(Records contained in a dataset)
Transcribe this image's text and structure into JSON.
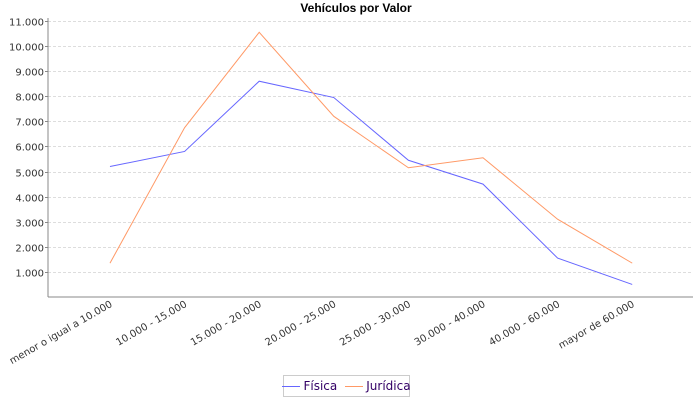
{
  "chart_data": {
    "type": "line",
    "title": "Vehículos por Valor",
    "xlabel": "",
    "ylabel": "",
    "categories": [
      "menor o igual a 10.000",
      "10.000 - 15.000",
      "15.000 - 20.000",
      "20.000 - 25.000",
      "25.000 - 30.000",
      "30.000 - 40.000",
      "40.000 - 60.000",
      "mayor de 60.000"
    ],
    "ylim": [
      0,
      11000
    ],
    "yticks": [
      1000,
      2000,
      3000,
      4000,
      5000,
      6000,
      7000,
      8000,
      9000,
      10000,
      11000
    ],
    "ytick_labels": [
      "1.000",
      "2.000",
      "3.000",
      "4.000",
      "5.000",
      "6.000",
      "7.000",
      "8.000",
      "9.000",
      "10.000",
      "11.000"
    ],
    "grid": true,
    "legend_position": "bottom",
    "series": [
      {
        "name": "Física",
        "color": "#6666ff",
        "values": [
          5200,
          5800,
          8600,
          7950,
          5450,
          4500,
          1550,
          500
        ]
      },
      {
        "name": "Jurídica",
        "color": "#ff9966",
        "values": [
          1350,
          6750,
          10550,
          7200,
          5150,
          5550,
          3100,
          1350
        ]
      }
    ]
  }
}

▶ _Required work_:
Each entry should be repeated exactly as it appears; the pictures stay out.

▶ _Reply to the exercise_:
Transcribe this image's text and structure into JSON.
{
  "chart_data": {
    "type": "line",
    "title": "Vehículos por Valor",
    "xlabel": "",
    "ylabel": "",
    "categories": [
      "menor o igual a 10.000",
      "10.000 - 15.000",
      "15.000 - 20.000",
      "20.000 - 25.000",
      "25.000 - 30.000",
      "30.000 - 40.000",
      "40.000 - 60.000",
      "mayor de 60.000"
    ],
    "ylim": [
      0,
      11000
    ],
    "yticks": [
      1000,
      2000,
      3000,
      4000,
      5000,
      6000,
      7000,
      8000,
      9000,
      10000,
      11000
    ],
    "ytick_labels": [
      "1.000",
      "2.000",
      "3.000",
      "4.000",
      "5.000",
      "6.000",
      "7.000",
      "8.000",
      "9.000",
      "10.000",
      "11.000"
    ],
    "grid": true,
    "legend_position": "bottom",
    "series": [
      {
        "name": "Física",
        "color": "#6666ff",
        "values": [
          5200,
          5800,
          8600,
          7950,
          5450,
          4500,
          1550,
          500
        ]
      },
      {
        "name": "Jurídica",
        "color": "#ff9966",
        "values": [
          1350,
          6750,
          10550,
          7200,
          5150,
          5550,
          3100,
          1350
        ]
      }
    ]
  }
}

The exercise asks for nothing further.